Problem:
Wherever a line below holds the word "документов", copy that line.

★ ★ ★ ★

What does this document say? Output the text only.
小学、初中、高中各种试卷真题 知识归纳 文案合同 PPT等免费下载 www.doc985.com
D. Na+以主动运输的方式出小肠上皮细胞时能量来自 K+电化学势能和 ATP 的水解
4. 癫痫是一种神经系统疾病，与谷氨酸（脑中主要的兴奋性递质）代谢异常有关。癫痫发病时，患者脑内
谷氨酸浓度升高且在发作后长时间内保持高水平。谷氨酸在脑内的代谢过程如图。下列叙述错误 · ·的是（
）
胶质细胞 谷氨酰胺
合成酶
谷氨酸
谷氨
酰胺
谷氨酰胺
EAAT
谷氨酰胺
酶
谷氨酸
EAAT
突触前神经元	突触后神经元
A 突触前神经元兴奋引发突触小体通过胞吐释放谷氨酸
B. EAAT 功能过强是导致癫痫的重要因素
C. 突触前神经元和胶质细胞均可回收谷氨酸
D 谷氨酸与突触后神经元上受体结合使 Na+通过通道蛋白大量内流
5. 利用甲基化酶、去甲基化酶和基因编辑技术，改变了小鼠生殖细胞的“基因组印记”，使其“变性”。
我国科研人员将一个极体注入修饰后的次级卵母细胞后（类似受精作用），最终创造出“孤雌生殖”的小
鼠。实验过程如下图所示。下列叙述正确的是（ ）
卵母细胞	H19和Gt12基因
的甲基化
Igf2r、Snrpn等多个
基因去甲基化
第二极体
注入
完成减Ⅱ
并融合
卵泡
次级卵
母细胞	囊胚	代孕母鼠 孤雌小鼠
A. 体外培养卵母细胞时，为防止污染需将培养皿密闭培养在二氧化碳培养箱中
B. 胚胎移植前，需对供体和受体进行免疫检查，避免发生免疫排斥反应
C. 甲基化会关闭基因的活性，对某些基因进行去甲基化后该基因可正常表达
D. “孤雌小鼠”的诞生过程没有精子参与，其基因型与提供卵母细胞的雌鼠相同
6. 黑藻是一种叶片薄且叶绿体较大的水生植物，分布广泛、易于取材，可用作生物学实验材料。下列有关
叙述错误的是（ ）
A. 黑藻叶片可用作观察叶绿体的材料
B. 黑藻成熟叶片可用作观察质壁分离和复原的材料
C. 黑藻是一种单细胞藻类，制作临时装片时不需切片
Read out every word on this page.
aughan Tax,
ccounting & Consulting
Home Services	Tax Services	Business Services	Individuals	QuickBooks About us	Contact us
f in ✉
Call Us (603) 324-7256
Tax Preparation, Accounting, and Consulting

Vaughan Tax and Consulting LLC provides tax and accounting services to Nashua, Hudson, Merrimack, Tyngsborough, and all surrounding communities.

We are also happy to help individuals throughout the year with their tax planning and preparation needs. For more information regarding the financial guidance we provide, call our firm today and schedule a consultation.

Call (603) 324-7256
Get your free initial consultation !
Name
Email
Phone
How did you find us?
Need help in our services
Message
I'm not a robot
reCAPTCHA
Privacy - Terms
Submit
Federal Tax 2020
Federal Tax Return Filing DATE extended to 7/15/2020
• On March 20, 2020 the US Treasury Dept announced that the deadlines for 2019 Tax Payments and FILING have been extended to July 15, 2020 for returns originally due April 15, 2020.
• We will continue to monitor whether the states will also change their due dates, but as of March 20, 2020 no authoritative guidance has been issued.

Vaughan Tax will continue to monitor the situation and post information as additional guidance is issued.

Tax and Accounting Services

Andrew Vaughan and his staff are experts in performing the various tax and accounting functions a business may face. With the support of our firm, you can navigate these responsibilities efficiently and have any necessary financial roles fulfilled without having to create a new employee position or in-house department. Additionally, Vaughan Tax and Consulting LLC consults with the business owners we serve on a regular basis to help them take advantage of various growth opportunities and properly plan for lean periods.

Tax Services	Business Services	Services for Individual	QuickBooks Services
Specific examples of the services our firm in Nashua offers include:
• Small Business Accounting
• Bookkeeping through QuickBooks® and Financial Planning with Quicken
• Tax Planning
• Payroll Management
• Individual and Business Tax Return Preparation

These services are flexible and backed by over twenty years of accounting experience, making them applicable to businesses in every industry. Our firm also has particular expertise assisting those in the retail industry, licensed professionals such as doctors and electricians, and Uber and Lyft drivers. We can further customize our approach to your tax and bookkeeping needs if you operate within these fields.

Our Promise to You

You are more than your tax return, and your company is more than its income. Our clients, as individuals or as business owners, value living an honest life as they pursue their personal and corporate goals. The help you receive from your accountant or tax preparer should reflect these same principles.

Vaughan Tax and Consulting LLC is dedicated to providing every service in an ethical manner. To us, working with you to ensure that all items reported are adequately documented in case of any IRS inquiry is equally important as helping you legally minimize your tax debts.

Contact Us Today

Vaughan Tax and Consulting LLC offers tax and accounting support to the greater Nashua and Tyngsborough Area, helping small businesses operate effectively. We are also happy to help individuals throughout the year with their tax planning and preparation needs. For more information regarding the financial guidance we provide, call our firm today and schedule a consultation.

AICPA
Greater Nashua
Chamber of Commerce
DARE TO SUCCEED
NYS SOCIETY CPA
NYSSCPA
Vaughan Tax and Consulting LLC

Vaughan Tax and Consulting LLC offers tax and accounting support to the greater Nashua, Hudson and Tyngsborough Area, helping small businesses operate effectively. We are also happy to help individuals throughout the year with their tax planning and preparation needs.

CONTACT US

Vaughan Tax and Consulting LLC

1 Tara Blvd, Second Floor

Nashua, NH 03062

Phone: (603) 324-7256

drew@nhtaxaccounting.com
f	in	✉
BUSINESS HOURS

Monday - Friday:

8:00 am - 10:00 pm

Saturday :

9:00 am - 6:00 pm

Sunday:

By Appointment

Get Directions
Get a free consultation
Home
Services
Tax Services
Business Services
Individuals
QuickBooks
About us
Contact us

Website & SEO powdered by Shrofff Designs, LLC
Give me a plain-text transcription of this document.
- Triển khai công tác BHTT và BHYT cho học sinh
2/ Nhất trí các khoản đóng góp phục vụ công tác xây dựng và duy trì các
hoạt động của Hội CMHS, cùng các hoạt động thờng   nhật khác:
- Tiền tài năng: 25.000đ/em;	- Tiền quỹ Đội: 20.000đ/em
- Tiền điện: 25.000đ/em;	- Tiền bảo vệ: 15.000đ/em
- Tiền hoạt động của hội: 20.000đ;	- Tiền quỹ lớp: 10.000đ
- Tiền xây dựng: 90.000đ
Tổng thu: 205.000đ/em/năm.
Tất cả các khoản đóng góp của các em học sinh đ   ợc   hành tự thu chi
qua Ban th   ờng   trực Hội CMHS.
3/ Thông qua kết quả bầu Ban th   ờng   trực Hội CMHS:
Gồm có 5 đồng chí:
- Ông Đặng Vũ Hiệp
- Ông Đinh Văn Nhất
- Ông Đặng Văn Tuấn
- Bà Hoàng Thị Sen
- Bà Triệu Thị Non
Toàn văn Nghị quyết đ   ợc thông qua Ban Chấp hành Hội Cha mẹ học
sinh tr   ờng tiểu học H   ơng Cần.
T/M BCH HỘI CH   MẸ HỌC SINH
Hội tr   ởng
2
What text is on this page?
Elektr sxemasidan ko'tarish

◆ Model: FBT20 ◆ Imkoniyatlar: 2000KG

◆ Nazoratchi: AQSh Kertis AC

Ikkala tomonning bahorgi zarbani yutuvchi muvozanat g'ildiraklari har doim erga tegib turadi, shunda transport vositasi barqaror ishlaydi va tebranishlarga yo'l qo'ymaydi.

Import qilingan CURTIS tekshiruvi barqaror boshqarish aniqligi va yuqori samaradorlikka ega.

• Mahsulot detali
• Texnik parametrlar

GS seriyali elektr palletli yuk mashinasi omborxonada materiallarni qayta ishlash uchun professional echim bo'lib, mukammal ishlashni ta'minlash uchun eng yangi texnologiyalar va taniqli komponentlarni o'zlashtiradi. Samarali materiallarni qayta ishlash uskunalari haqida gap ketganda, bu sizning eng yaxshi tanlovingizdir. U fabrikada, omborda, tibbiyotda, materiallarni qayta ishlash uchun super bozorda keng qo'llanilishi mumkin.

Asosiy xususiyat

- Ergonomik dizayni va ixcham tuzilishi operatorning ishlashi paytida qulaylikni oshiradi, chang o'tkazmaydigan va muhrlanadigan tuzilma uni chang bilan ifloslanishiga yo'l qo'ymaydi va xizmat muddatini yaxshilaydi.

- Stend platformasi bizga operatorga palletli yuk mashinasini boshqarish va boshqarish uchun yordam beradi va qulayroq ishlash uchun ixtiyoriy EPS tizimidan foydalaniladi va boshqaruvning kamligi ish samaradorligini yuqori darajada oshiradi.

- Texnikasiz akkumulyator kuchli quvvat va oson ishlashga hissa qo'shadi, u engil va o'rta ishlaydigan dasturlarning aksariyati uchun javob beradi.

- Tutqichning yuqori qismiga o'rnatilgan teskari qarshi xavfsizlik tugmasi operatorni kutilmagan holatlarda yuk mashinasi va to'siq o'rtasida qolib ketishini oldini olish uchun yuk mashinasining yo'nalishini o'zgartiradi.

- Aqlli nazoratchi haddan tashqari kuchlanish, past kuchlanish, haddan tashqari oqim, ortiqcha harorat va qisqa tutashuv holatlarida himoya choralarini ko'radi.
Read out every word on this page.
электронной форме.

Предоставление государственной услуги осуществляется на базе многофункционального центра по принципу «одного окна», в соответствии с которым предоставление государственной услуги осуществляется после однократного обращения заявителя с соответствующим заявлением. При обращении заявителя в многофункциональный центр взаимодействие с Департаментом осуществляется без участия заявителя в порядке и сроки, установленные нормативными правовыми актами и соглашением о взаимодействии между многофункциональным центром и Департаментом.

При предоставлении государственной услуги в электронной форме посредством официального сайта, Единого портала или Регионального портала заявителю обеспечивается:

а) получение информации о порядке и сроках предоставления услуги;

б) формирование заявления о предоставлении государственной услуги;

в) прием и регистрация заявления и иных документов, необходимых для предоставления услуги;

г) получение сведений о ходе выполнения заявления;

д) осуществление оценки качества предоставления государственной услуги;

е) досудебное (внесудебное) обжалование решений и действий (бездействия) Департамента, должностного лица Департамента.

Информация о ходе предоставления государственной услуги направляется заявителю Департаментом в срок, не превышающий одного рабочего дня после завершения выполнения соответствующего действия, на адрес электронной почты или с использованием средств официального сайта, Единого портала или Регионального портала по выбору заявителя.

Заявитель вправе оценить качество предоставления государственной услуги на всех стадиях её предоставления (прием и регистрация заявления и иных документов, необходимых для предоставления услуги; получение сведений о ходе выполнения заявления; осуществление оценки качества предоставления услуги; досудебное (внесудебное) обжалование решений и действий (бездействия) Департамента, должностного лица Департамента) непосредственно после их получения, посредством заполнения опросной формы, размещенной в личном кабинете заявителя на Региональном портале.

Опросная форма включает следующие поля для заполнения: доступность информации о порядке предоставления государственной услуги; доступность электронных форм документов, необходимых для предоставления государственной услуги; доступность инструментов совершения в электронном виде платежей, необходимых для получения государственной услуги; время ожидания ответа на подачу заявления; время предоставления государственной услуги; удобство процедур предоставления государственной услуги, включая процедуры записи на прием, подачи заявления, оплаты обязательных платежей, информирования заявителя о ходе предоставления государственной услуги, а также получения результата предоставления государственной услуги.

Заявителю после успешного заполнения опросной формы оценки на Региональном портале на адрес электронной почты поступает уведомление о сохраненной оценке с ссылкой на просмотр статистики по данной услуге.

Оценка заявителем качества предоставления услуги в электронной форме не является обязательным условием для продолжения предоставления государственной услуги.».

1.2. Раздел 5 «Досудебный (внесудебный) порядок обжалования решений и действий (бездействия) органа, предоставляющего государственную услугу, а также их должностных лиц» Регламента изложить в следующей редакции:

★ ★ ★ ★

Written solution:
в) прием и регистрация заявления и иных документов, необходимых для предоставления услуги;
Заявитель вправе оценить качество предоставления государственной услуги на всех стадиях её предоставления (прием и регистрация заявления и иных документов, необходимых для предоставления услуги; получение сведений о ходе выполнения заявления; осуществление оценки качества предоставления услуги; досудебное (внесудебное) обжалование решений и действий (бездействия) Департамента, должностного лица Департамента) непосредственно после их получения, посредством заполнения опросной формы, размещенной в личном кабинете заявителя на Региональном портале.
Опросная форма включает следующие поля для заполнения: доступность информации о порядке предоставления государственной услуги; доступность электронных форм документов, необходимых для предоставления государственной услуги; доступность инструментов совершения в электронном виде платежей, необходимых для получения государственной услуги; время ожидания ответа на подачу заявления; время предоставления государственной услуги; удобство процедур предоставления государственной услуги, включая процедуры записи на прием, подачи заявления, оплаты обязательных платежей, информирования заявителя о ходе предоставления государственной услуги, а также получения результата предоставления государственной услуги.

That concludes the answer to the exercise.